___ Dataset content ___

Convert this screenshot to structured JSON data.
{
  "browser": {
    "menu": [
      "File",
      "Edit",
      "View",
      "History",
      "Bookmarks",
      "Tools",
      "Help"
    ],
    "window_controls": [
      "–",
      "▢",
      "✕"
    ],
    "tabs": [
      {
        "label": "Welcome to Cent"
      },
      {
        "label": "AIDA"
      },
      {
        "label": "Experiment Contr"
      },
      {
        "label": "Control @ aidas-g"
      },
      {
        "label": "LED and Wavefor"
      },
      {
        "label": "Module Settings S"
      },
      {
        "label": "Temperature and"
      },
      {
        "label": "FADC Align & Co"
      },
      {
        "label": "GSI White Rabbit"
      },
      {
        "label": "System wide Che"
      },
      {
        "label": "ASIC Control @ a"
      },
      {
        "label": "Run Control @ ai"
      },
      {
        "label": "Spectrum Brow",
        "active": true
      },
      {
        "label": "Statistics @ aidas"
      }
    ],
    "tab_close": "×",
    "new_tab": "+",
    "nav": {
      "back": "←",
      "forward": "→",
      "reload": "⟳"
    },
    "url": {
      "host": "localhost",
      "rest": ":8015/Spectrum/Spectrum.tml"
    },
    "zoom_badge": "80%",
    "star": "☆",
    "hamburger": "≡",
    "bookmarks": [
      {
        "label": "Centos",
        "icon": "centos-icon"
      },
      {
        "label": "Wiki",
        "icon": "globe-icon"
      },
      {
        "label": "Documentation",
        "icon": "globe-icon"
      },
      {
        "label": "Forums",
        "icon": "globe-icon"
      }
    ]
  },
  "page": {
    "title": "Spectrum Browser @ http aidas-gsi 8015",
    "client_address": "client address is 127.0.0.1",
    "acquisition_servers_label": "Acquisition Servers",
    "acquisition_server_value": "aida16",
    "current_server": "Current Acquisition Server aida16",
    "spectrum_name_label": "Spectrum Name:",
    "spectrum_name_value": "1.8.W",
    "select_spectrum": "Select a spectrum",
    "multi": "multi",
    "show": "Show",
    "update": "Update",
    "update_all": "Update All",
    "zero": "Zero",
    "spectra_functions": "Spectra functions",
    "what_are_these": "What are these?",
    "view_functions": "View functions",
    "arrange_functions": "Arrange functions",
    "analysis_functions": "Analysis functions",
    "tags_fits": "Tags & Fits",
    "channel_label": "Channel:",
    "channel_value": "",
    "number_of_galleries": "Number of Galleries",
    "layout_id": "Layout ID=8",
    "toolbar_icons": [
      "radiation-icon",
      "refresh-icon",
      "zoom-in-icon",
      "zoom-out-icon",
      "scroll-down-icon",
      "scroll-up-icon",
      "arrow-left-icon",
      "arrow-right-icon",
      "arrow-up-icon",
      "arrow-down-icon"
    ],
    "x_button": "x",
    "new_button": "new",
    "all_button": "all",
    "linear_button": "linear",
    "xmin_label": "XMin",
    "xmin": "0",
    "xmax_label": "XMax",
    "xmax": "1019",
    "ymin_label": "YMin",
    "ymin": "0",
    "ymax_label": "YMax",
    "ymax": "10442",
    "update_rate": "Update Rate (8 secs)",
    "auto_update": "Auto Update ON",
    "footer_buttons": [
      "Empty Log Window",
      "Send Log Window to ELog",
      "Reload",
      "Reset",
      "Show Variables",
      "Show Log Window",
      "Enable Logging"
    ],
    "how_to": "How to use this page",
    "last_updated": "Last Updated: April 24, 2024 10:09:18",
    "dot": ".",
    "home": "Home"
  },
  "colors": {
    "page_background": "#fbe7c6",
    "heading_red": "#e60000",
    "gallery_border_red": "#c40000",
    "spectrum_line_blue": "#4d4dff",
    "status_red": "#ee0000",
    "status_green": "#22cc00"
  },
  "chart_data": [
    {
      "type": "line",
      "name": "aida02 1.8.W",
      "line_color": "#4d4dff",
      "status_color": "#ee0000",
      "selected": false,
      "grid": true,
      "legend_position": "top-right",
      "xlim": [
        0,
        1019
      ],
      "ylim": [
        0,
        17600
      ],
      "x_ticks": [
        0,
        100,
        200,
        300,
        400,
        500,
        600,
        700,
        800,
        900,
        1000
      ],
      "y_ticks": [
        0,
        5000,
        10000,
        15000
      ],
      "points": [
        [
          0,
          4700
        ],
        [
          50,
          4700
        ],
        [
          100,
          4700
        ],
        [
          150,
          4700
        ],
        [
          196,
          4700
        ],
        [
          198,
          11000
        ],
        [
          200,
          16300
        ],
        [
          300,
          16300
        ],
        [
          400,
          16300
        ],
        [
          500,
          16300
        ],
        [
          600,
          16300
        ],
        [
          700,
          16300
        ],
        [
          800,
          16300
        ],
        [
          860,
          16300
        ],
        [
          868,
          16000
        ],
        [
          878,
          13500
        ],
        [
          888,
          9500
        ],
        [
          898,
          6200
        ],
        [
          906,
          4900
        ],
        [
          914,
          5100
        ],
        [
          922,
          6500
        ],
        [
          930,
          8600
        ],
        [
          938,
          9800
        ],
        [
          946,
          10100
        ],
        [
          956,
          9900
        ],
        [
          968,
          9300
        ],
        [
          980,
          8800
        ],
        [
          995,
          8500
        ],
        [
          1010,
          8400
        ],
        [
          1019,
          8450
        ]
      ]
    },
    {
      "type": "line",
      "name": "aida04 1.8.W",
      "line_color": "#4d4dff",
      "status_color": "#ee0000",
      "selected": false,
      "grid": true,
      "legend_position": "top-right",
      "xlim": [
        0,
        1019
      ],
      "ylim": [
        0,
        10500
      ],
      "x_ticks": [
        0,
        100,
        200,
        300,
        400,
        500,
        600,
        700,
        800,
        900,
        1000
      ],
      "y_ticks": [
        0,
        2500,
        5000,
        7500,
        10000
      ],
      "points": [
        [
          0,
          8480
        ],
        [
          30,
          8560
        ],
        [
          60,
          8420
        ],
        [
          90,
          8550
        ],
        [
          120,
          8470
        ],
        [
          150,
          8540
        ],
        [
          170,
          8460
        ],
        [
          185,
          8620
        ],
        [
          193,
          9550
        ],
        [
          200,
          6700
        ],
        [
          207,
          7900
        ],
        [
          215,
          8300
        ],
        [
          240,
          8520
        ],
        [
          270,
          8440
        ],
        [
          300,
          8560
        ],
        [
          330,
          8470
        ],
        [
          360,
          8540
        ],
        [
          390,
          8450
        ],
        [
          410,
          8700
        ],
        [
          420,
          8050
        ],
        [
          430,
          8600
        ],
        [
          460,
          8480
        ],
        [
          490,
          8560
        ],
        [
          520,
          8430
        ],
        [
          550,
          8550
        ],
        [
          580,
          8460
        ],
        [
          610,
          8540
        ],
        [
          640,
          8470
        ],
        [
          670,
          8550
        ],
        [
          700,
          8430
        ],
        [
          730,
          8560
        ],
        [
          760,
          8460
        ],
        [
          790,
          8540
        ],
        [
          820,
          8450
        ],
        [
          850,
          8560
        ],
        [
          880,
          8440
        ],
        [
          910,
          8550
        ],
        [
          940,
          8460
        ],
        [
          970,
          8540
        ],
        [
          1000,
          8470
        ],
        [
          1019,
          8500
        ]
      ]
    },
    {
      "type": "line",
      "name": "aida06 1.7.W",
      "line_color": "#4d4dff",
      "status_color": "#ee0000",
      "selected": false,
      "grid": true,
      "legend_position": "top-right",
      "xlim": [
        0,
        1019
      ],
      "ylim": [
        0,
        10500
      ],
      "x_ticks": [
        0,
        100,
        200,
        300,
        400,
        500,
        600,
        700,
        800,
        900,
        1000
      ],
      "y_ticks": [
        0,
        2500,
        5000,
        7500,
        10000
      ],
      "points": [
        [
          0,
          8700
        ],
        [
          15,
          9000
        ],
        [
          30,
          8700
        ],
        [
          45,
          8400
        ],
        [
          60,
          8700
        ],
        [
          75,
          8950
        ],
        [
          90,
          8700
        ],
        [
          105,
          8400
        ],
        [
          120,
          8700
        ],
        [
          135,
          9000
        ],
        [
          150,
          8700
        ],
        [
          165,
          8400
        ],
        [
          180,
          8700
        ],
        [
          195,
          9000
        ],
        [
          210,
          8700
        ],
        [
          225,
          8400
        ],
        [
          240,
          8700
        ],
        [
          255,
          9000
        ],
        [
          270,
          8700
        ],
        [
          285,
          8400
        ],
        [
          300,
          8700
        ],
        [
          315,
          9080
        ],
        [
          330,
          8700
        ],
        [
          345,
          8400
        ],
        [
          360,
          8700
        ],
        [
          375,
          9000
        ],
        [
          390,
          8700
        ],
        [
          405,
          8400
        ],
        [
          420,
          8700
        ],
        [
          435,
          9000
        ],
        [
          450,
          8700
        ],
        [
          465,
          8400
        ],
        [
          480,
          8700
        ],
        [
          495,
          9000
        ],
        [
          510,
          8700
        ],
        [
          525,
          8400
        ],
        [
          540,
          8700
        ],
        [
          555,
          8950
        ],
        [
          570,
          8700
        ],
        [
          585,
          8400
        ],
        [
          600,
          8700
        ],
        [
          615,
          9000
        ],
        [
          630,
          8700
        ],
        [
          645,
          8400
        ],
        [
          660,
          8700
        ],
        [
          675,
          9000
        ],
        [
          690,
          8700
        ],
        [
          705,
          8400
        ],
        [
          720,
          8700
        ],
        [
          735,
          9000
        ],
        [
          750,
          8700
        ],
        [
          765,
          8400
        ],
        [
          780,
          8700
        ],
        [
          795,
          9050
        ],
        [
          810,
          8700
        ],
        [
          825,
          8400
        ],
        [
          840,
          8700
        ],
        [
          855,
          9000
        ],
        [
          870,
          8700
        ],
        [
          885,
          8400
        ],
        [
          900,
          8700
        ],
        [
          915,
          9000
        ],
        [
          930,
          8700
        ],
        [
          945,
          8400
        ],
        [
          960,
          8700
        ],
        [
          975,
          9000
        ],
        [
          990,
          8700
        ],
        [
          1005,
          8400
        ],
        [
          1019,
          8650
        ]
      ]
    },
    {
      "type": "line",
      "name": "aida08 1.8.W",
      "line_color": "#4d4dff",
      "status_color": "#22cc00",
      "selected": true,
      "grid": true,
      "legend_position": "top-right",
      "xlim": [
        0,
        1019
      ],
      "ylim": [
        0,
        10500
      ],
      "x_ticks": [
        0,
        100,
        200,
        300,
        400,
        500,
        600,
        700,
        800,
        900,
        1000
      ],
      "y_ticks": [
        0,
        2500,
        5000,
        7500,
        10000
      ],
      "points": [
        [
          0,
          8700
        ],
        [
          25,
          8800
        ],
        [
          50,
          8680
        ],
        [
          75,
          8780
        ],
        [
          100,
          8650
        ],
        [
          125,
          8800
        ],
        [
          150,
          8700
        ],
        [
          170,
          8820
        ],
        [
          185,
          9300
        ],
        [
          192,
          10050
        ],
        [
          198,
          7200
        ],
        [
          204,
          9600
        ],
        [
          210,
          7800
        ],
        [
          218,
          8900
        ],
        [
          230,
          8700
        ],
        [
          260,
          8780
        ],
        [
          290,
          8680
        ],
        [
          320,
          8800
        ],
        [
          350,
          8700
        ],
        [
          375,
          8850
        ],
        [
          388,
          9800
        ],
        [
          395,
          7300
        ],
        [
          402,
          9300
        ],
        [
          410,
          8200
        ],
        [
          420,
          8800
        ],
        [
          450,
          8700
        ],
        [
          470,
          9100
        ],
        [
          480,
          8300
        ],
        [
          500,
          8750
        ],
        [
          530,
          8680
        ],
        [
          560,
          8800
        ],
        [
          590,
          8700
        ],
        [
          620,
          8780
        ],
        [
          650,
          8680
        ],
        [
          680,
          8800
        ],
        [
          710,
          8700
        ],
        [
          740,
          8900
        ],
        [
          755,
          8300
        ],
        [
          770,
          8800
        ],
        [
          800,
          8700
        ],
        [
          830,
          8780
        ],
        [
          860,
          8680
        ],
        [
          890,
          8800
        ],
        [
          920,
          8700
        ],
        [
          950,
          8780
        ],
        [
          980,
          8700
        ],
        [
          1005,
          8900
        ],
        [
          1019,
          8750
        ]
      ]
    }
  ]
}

___

● What you are asked to do
Locate the word "aidas" in the records and collect each line it appears in.

● Task output
        "label": "Control @ aidas-g"
        "label": "Statistics @ aidas"
    "title": "Spectrum Browser @ http aidas-gsi 8015",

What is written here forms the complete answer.